*Written problem*
Output every record word for word.

───── Data to use ─────

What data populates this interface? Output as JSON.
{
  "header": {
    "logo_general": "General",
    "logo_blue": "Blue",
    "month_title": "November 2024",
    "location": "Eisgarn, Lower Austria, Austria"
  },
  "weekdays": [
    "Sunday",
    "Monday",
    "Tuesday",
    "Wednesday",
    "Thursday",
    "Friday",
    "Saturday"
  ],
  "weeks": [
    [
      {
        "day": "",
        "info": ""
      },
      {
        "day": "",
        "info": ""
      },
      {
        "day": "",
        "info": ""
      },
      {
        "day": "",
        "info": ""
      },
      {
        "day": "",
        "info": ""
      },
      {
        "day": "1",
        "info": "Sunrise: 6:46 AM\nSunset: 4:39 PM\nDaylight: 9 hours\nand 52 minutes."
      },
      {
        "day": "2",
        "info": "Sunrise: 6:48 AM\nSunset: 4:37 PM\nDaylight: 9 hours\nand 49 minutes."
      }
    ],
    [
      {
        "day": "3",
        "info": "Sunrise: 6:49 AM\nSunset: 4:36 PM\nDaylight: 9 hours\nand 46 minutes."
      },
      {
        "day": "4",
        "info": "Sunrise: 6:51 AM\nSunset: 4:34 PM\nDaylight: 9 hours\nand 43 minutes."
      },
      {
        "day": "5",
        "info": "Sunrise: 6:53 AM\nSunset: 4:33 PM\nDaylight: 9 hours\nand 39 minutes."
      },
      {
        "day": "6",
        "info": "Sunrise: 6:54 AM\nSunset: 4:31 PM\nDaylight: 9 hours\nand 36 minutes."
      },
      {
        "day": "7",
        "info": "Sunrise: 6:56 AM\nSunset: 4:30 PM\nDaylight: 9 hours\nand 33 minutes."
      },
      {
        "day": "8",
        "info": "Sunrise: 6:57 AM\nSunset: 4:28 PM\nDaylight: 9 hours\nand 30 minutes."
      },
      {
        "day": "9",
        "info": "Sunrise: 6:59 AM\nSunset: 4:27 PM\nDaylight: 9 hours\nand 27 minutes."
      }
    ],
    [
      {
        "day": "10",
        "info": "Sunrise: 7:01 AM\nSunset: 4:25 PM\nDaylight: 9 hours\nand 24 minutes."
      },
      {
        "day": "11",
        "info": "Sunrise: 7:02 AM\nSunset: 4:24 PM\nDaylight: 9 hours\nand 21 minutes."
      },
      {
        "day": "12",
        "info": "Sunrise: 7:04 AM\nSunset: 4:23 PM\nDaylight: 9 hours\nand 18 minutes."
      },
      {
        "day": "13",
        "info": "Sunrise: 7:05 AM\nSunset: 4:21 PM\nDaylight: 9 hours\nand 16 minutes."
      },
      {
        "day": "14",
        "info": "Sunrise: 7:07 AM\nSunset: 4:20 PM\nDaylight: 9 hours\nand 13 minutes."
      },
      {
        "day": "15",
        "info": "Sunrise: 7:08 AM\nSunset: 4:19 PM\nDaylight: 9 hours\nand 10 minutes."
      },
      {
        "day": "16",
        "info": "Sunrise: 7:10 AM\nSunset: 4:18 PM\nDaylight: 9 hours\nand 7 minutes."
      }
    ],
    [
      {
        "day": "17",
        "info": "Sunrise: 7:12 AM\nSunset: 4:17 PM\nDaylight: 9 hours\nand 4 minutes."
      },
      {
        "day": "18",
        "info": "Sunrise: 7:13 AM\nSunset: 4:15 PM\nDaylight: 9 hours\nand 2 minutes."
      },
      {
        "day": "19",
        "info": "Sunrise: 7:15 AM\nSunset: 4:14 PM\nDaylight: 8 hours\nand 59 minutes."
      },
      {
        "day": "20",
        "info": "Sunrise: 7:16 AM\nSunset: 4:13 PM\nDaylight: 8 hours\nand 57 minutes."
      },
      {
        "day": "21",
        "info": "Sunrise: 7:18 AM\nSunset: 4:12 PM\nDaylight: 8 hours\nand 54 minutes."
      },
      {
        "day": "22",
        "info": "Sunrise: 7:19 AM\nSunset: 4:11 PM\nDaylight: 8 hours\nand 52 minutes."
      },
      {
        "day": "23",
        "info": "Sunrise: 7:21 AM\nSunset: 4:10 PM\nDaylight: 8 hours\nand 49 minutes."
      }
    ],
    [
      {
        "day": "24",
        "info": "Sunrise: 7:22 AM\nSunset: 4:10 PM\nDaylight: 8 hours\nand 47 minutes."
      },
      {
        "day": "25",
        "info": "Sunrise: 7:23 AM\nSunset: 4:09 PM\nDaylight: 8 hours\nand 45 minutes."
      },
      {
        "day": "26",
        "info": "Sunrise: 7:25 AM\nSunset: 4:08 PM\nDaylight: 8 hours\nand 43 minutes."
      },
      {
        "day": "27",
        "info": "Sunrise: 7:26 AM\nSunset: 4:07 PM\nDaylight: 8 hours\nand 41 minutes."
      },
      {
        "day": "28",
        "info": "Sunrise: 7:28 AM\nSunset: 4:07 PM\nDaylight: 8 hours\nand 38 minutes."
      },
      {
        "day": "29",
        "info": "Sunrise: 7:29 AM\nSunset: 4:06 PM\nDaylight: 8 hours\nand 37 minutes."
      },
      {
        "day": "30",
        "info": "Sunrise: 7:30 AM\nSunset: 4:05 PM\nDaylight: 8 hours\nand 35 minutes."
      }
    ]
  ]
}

─────

*Worked answer*
What data populates this interface? Output as JSON.
{
  "header": {
    "logo_general": "General",
    "logo_blue": "Blue",
    "month_title": "November 2024",
    "location": "Eisgarn, Lower Austria, Austria"
  },
  "weekdays": [
    "Sunday",
    "Monday",
    "Tuesday",
    "Wednesday",
    "Thursday",
    "Friday",
    "Saturday"
  ],
  "weeks": [
    [
      {
        "day": "",
        "info": ""
      },
      {
        "day": "",
        "info": ""
      },
      {
        "day": "",
        "info": ""
      },
      {
        "day": "",
        "info": ""
      },
      {
        "day": "",
        "info": ""
      },
      {
        "day": "1",
        "info": "Sunrise: 6:46 AM\nSunset: 4:39 PM\nDaylight: 9 hours\nand 52 minutes."
      },
      {
        "day": "2",
        "info": "Sunrise: 6:48 AM\nSunset: 4:37 PM\nDaylight: 9 hours\nand 49 minutes."
      }
    ],
    [
      {
        "day": "3",
        "info": "Sunrise: 6:49 AM\nSunset: 4:36 PM\nDaylight: 9 hours\nand 46 minutes."
      },
      {
        "day": "4",
        "info": "Sunrise: 6:51 AM\nSunset: 4:34 PM\nDaylight: 9 hours\nand 43 minutes."
      },
      {
        "day": "5",
        "info": "Sunrise: 6:53 AM\nSunset: 4:33 PM\nDaylight: 9 hours\nand 39 minutes."
      },
      {
        "day": "6",
        "info": "Sunrise: 6:54 AM\nSunset: 4:31 PM\nDaylight: 9 hours\nand 36 minutes."
      },
      {
        "day": "7",
        "info": "Sunrise: 6:56 AM\nSunset: 4:30 PM\nDaylight: 9 hours\nand 33 minutes."
      },
      {
        "day": "8",
        "info": "Sunrise: 6:57 AM\nSunset: 4:28 PM\nDaylight: 9 hours\nand 30 minutes."
      },
      {
        "day": "9",
        "info": "Sunrise: 6:59 AM\nSunset: 4:27 PM\nDaylight: 9 hours\nand 27 minutes."
      }
    ],
    [
      {
        "day": "10",
        "info": "Sunrise: 7:01 AM\nSunset: 4:25 PM\nDaylight: 9 hours\nand 24 minutes."
      },
      {
        "day": "11",
        "info": "Sunrise: 7:02 AM\nSunset: 4:24 PM\nDaylight: 9 hours\nand 21 minutes."
      },
      {
        "day": "12",
        "info": "Sunrise: 7:04 AM\nSunset: 4:23 PM\nDaylight: 9 hours\nand 18 minutes."
      },
      {
        "day": "13",
        "info": "Sunrise: 7:05 AM\nSunset: 4:21 PM\nDaylight: 9 hours\nand 16 minutes."
      },
      {
        "day": "14",
        "info": "Sunrise: 7:07 AM\nSunset: 4:20 PM\nDaylight: 9 hours\nand 13 minutes."
      },
      {
        "day": "15",
        "info": "Sunrise: 7:08 AM\nSunset: 4:19 PM\nDaylight: 9 hours\nand 10 minutes."
      },
      {
        "day": "16",
        "info": "Sunrise: 7:10 AM\nSunset: 4:18 PM\nDaylight: 9 hours\nand 7 minutes."
      }
    ],
    [
      {
        "day": "17",
        "info": "Sunrise: 7:12 AM\nSunset: 4:17 PM\nDaylight: 9 hours\nand 4 minutes."
      },
      {
        "day": "18",
        "info": "Sunrise: 7:13 AM\nSunset: 4:15 PM\nDaylight: 9 hours\nand 2 minutes."
      },
      {
        "day": "19",
        "info": "Sunrise: 7:15 AM\nSunset: 4:14 PM\nDaylight: 8 hours\nand 59 minutes."
      },
      {
        "day": "20",
        "info": "Sunrise: 7:16 AM\nSunset: 4:13 PM\nDaylight: 8 hours\nand 57 minutes."
      },
      {
        "day": "21",
        "info": "Sunrise: 7:18 AM\nSunset: 4:12 PM\nDaylight: 8 hours\nand 54 minutes."
      },
      {
        "day": "22",
        "info": "Sunrise: 7:19 AM\nSunset: 4:11 PM\nDaylight: 8 hours\nand 52 minutes."
      },
      {
        "day": "23",
        "info": "Sunrise: 7:21 AM\nSunset: 4:10 PM\nDaylight: 8 hours\nand 49 minutes."
      }
    ],
    [
      {
        "day": "24",
        "info": "Sunrise: 7:22 AM\nSunset: 4:10 PM\nDaylight: 8 hours\nand 47 minutes."
      },
      {
        "day": "25",
        "info": "Sunrise: 7:23 AM\nSunset: 4:09 PM\nDaylight: 8 hours\nand 45 minutes."
      },
      {
        "day": "26",
        "info": "Sunrise: 7:25 AM\nSunset: 4:08 PM\nDaylight: 8 hours\nand 43 minutes."
      },
      {
        "day": "27",
        "info": "Sunrise: 7:26 AM\nSunset: 4:07 PM\nDaylight: 8 hours\nand 41 minutes."
      },
      {
        "day": "28",
        "info": "Sunrise: 7:28 AM\nSunset: 4:07 PM\nDaylight: 8 hours\nand 38 minutes."
      },
      {
        "day": "29",
        "info": "Sunrise: 7:29 AM\nSunset: 4:06 PM\nDaylight: 8 hours\nand 37 minutes."
      },
      {
        "day": "30",
        "info": "Sunrise: 7:30 AM\nSunset: 4:05 PM\nDaylight: 8 hours\nand 35 minutes."
      }
    ]
  ]
}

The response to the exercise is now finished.